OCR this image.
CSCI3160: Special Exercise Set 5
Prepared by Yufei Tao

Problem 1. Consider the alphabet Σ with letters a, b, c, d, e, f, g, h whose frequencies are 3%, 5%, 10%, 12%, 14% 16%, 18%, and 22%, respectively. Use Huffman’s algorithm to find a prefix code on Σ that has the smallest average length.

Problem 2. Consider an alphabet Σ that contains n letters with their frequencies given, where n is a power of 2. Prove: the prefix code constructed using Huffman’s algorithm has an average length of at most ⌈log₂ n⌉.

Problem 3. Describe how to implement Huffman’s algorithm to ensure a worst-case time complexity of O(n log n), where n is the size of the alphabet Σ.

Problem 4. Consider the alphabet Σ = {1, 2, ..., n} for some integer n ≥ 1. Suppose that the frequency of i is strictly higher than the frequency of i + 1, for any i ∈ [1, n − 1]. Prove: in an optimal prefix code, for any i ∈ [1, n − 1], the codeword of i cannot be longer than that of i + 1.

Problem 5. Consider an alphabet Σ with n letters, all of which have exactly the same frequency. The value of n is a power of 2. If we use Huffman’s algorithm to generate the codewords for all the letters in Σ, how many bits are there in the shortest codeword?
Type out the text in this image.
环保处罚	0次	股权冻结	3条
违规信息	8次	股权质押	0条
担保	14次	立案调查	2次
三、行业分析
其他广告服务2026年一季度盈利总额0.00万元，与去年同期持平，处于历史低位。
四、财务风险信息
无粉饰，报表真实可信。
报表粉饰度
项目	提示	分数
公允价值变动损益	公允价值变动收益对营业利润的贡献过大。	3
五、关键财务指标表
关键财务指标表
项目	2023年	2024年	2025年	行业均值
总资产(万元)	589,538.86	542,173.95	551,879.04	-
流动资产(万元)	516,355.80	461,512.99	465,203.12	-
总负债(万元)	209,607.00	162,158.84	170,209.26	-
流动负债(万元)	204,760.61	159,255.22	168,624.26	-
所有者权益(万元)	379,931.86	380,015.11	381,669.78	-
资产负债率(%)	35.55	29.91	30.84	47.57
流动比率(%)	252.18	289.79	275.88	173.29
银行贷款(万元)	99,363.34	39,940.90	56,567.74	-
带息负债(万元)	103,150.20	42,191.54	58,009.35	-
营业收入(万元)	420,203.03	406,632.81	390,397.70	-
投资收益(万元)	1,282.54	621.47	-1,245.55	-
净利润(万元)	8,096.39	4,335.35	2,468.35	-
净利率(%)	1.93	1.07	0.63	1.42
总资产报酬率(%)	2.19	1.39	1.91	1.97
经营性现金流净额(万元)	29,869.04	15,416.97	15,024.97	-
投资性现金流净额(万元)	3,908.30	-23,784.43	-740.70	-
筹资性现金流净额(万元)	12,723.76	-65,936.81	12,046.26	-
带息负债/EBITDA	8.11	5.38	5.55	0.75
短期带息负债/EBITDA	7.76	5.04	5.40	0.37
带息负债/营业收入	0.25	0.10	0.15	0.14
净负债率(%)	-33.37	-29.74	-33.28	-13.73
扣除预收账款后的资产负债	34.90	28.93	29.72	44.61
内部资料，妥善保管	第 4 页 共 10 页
━━━━━━
GIVEN REQUEST:
Look through the material above. Copy each line where the word "prefix" appears.

SOLVED PROBLEM:
Problem 1. Consider the alphabet Σ with letters a, b, c, d, e, f, g, h whose frequencies are 3%, 5%, 10%, 12%, 14% 16%, 18%, and 22%, respectively. Use Huffman’s algorithm to find a prefix code on Σ that has the smallest average length.
Problem 2. Consider an alphabet Σ that contains n letters with their frequencies given, where n is a power of 2. Prove: the prefix code constructed using Huffman’s algorithm has an average length of at most ⌈log₂ n⌉.
Problem 4. Consider the alphabet Σ = {1, 2, ..., n} for some integer n ≥ 1. Suppose that the frequency of i is strictly higher than the frequency of i + 1, for any i ∈ [1, n − 1]. Prove: in an optimal prefix code, for any i ∈ [1, n − 1], the codeword of i cannot be longer than that of i + 1.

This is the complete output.